begin Provided data

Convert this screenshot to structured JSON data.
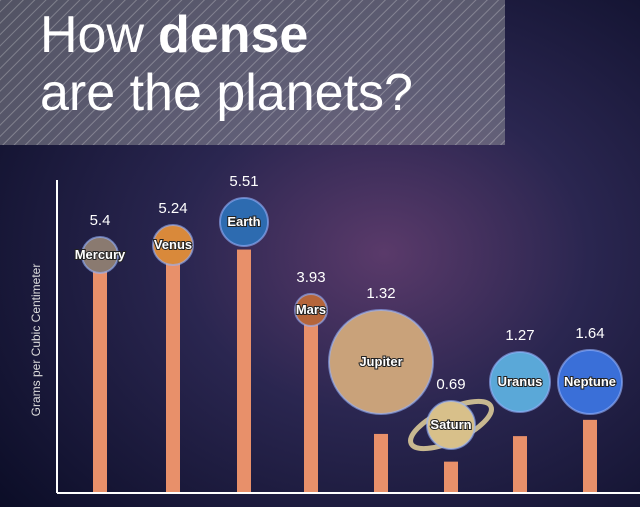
{
  "chart_data": {
    "type": "bar",
    "title": [
      {
        "text": "How"
      },
      {
        "text": "dense",
        "bold": true
      },
      {
        "text": "are the planets?",
        "break": true
      }
    ],
    "y_label": "Grams per Cubic Centimeter",
    "categories": [
      "Mercury",
      "Venus",
      "Earth",
      "Mars",
      "Jupiter",
      "Saturn",
      "Uranus",
      "Neptune"
    ],
    "values": [
      5.4,
      5.24,
      5.51,
      3.93,
      1.32,
      0.69,
      1.27,
      1.64
    ],
    "color": "#e8906a",
    "ylim": [
      0,
      6
    ]
  }
}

end Provided data

▸ Requirements: Repeat the entries exactly and keep the pictures out of the copy.

▸ Response to this task:
Convert this screenshot to structured JSON data.
{
  "chart_data": {
    "type": "bar",
    "title": [
      {
        "text": "How"
      },
      {
        "text": "dense",
        "bold": true
      },
      {
        "text": "are the planets?",
        "break": true
      }
    ],
    "y_label": "Grams per Cubic Centimeter",
    "categories": [
      "Mercury",
      "Venus",
      "Earth",
      "Mars",
      "Jupiter",
      "Saturn",
      "Uranus",
      "Neptune"
    ],
    "values": [
      5.4,
      5.24,
      5.51,
      3.93,
      1.32,
      0.69,
      1.27,
      1.64
    ],
    "color": "#e8906a",
    "ylim": [
      0,
      6
    ]
  }
}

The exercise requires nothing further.